● SUPPLIED MATERIAL
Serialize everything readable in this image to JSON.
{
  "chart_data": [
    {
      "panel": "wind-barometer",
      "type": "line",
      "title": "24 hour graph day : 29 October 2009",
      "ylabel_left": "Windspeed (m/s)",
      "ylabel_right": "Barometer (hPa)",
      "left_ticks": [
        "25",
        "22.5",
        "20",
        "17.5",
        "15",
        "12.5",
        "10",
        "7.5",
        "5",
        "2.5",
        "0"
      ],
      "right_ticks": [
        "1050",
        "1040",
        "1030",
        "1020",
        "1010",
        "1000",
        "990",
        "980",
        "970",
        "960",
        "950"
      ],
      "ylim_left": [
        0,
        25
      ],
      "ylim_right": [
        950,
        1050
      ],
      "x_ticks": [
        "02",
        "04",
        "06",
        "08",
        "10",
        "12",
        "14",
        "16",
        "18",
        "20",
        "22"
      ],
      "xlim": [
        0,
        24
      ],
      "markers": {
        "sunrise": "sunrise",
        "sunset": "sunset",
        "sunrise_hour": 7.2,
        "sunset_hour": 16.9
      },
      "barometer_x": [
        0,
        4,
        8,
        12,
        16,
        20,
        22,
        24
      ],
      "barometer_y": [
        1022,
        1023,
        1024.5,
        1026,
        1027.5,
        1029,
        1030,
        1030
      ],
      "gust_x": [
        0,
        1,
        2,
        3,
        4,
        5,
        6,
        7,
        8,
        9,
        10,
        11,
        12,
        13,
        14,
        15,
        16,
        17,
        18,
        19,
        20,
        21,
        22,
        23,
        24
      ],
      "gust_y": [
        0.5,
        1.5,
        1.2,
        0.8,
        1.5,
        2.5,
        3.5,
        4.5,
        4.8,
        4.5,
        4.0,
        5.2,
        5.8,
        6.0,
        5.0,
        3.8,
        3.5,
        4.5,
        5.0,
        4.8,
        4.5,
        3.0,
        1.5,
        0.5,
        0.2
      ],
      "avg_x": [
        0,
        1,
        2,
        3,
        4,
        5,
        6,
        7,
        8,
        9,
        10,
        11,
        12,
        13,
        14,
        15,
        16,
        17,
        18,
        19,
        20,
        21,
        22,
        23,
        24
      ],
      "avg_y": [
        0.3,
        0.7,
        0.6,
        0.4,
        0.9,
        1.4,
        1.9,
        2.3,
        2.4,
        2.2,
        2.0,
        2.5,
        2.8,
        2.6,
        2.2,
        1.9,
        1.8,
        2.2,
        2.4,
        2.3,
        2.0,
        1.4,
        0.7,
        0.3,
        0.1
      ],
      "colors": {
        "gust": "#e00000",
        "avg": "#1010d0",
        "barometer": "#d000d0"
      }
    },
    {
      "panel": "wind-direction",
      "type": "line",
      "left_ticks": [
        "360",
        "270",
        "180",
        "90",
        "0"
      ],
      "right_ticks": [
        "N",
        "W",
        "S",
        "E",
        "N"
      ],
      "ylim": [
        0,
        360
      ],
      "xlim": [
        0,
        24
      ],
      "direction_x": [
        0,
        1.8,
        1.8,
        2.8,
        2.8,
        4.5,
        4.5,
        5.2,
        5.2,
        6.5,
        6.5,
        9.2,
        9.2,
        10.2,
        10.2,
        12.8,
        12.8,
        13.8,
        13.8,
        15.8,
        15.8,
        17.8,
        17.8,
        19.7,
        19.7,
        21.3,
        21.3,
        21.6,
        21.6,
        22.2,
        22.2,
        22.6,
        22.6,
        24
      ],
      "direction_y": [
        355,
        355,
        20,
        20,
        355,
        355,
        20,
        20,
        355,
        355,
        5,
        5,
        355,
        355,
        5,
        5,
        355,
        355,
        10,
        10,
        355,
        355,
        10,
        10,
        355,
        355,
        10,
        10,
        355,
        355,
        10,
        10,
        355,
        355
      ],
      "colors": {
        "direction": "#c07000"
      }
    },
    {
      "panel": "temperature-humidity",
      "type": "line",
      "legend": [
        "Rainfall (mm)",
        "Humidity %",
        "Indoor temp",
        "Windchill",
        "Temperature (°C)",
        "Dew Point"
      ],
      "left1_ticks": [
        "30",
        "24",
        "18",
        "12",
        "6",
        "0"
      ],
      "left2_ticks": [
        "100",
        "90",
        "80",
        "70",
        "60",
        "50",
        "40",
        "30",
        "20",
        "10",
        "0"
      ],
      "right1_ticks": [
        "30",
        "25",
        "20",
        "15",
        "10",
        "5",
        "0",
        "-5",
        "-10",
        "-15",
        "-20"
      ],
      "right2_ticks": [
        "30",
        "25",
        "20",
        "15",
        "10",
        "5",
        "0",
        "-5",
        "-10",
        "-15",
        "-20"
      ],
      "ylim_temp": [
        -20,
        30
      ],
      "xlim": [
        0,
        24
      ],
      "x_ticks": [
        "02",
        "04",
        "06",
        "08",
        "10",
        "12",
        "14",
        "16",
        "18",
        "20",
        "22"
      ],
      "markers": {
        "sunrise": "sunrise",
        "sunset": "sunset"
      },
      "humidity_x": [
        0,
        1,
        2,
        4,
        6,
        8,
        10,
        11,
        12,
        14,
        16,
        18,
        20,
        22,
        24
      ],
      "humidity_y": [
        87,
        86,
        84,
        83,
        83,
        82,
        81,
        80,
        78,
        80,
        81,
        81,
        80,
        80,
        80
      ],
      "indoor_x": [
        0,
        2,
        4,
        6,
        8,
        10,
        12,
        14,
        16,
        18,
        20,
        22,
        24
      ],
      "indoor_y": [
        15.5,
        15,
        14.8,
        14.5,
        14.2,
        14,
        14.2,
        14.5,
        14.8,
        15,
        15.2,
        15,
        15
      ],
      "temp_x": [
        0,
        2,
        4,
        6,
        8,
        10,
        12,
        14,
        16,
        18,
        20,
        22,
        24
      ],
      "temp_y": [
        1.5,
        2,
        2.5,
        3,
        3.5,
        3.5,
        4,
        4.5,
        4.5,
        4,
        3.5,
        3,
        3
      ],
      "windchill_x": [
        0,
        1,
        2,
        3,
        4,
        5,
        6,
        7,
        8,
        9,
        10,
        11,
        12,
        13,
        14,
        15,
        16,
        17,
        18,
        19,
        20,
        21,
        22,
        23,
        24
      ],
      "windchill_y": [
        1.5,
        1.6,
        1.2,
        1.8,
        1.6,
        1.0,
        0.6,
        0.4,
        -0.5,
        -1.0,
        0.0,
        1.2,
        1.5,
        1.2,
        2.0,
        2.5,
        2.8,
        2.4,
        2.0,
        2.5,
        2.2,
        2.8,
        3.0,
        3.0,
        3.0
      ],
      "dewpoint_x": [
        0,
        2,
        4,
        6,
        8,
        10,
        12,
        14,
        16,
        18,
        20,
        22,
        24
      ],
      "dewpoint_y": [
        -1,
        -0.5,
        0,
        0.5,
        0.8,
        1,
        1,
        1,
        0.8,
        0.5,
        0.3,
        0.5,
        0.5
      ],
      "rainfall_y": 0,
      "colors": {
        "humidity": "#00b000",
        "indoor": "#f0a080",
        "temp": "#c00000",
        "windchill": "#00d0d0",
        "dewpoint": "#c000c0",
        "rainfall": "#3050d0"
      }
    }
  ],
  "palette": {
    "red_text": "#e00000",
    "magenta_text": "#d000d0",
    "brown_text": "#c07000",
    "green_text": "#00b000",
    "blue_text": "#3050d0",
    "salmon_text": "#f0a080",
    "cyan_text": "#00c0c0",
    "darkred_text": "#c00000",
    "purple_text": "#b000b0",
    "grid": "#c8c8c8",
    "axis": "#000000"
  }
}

● CHALLENGE
Write out the data again, exactly and in full.

● RESULT FOR THIS TASK
Serialize everything readable in this image to JSON.
{
  "chart_data": [
    {
      "panel": "wind-barometer",
      "type": "line",
      "title": "24 hour graph day : 29 October 2009",
      "ylabel_left": "Windspeed (m/s)",
      "ylabel_right": "Barometer (hPa)",
      "left_ticks": [
        "25",
        "22.5",
        "20",
        "17.5",
        "15",
        "12.5",
        "10",
        "7.5",
        "5",
        "2.5",
        "0"
      ],
      "right_ticks": [
        "1050",
        "1040",
        "1030",
        "1020",
        "1010",
        "1000",
        "990",
        "980",
        "970",
        "960",
        "950"
      ],
      "ylim_left": [
        0,
        25
      ],
      "ylim_right": [
        950,
        1050
      ],
      "x_ticks": [
        "02",
        "04",
        "06",
        "08",
        "10",
        "12",
        "14",
        "16",
        "18",
        "20",
        "22"
      ],
      "xlim": [
        0,
        24
      ],
      "markers": {
        "sunrise": "sunrise",
        "sunset": "sunset",
        "sunrise_hour": 7.2,
        "sunset_hour": 16.9
      },
      "barometer_x": [
        0,
        4,
        8,
        12,
        16,
        20,
        22,
        24
      ],
      "barometer_y": [
        1022,
        1023,
        1024.5,
        1026,
        1027.5,
        1029,
        1030,
        1030
      ],
      "gust_x": [
        0,
        1,
        2,
        3,
        4,
        5,
        6,
        7,
        8,
        9,
        10,
        11,
        12,
        13,
        14,
        15,
        16,
        17,
        18,
        19,
        20,
        21,
        22,
        23,
        24
      ],
      "gust_y": [
        0.5,
        1.5,
        1.2,
        0.8,
        1.5,
        2.5,
        3.5,
        4.5,
        4.8,
        4.5,
        4.0,
        5.2,
        5.8,
        6.0,
        5.0,
        3.8,
        3.5,
        4.5,
        5.0,
        4.8,
        4.5,
        3.0,
        1.5,
        0.5,
        0.2
      ],
      "avg_x": [
        0,
        1,
        2,
        3,
        4,
        5,
        6,
        7,
        8,
        9,
        10,
        11,
        12,
        13,
        14,
        15,
        16,
        17,
        18,
        19,
        20,
        21,
        22,
        23,
        24
      ],
      "avg_y": [
        0.3,
        0.7,
        0.6,
        0.4,
        0.9,
        1.4,
        1.9,
        2.3,
        2.4,
        2.2,
        2.0,
        2.5,
        2.8,
        2.6,
        2.2,
        1.9,
        1.8,
        2.2,
        2.4,
        2.3,
        2.0,
        1.4,
        0.7,
        0.3,
        0.1
      ],
      "colors": {
        "gust": "#e00000",
        "avg": "#1010d0",
        "barometer": "#d000d0"
      }
    },
    {
      "panel": "wind-direction",
      "type": "line",
      "left_ticks": [
        "360",
        "270",
        "180",
        "90",
        "0"
      ],
      "right_ticks": [
        "N",
        "W",
        "S",
        "E",
        "N"
      ],
      "ylim": [
        0,
        360
      ],
      "xlim": [
        0,
        24
      ],
      "direction_x": [
        0,
        1.8,
        1.8,
        2.8,
        2.8,
        4.5,
        4.5,
        5.2,
        5.2,
        6.5,
        6.5,
        9.2,
        9.2,
        10.2,
        10.2,
        12.8,
        12.8,
        13.8,
        13.8,
        15.8,
        15.8,
        17.8,
        17.8,
        19.7,
        19.7,
        21.3,
        21.3,
        21.6,
        21.6,
        22.2,
        22.2,
        22.6,
        22.6,
        24
      ],
      "direction_y": [
        355,
        355,
        20,
        20,
        355,
        355,
        20,
        20,
        355,
        355,
        5,
        5,
        355,
        355,
        5,
        5,
        355,
        355,
        10,
        10,
        355,
        355,
        10,
        10,
        355,
        355,
        10,
        10,
        355,
        355,
        10,
        10,
        355,
        355
      ],
      "colors": {
        "direction": "#c07000"
      }
    },
    {
      "panel": "temperature-humidity",
      "type": "line",
      "legend": [
        "Rainfall (mm)",
        "Humidity %",
        "Indoor temp",
        "Windchill",
        "Temperature (°C)",
        "Dew Point"
      ],
      "left1_ticks": [
        "30",
        "24",
        "18",
        "12",
        "6",
        "0"
      ],
      "left2_ticks": [
        "100",
        "90",
        "80",
        "70",
        "60",
        "50",
        "40",
        "30",
        "20",
        "10",
        "0"
      ],
      "right1_ticks": [
        "30",
        "25",
        "20",
        "15",
        "10",
        "5",
        "0",
        "-5",
        "-10",
        "-15",
        "-20"
      ],
      "right2_ticks": [
        "30",
        "25",
        "20",
        "15",
        "10",
        "5",
        "0",
        "-5",
        "-10",
        "-15",
        "-20"
      ],
      "ylim_temp": [
        -20,
        30
      ],
      "xlim": [
        0,
        24
      ],
      "x_ticks": [
        "02",
        "04",
        "06",
        "08",
        "10",
        "12",
        "14",
        "16",
        "18",
        "20",
        "22"
      ],
      "markers": {
        "sunrise": "sunrise",
        "sunset": "sunset"
      },
      "humidity_x": [
        0,
        1,
        2,
        4,
        6,
        8,
        10,
        11,
        12,
        14,
        16,
        18,
        20,
        22,
        24
      ],
      "humidity_y": [
        87,
        86,
        84,
        83,
        83,
        82,
        81,
        80,
        78,
        80,
        81,
        81,
        80,
        80,
        80
      ],
      "indoor_x": [
        0,
        2,
        4,
        6,
        8,
        10,
        12,
        14,
        16,
        18,
        20,
        22,
        24
      ],
      "indoor_y": [
        15.5,
        15,
        14.8,
        14.5,
        14.2,
        14,
        14.2,
        14.5,
        14.8,
        15,
        15.2,
        15,
        15
      ],
      "temp_x": [
        0,
        2,
        4,
        6,
        8,
        10,
        12,
        14,
        16,
        18,
        20,
        22,
        24
      ],
      "temp_y": [
        1.5,
        2,
        2.5,
        3,
        3.5,
        3.5,
        4,
        4.5,
        4.5,
        4,
        3.5,
        3,
        3
      ],
      "windchill_x": [
        0,
        1,
        2,
        3,
        4,
        5,
        6,
        7,
        8,
        9,
        10,
        11,
        12,
        13,
        14,
        15,
        16,
        17,
        18,
        19,
        20,
        21,
        22,
        23,
        24
      ],
      "windchill_y": [
        1.5,
        1.6,
        1.2,
        1.8,
        1.6,
        1.0,
        0.6,
        0.4,
        -0.5,
        -1.0,
        0.0,
        1.2,
        1.5,
        1.2,
        2.0,
        2.5,
        2.8,
        2.4,
        2.0,
        2.5,
        2.2,
        2.8,
        3.0,
        3.0,
        3.0
      ],
      "dewpoint_x": [
        0,
        2,
        4,
        6,
        8,
        10,
        12,
        14,
        16,
        18,
        20,
        22,
        24
      ],
      "dewpoint_y": [
        -1,
        -0.5,
        0,
        0.5,
        0.8,
        1,
        1,
        1,
        0.8,
        0.5,
        0.3,
        0.5,
        0.5
      ],
      "rainfall_y": 0,
      "colors": {
        "humidity": "#00b000",
        "indoor": "#f0a080",
        "temp": "#c00000",
        "windchill": "#00d0d0",
        "dewpoint": "#c000c0",
        "rainfall": "#3050d0"
      }
    }
  ],
  "palette": {
    "red_text": "#e00000",
    "magenta_text": "#d000d0",
    "brown_text": "#c07000",
    "green_text": "#00b000",
    "blue_text": "#3050d0",
    "salmon_text": "#f0a080",
    "cyan_text": "#00c0c0",
    "darkred_text": "#c00000",
    "purple_text": "#b000b0",
    "grid": "#c8c8c8",
    "axis": "#000000"
  }
}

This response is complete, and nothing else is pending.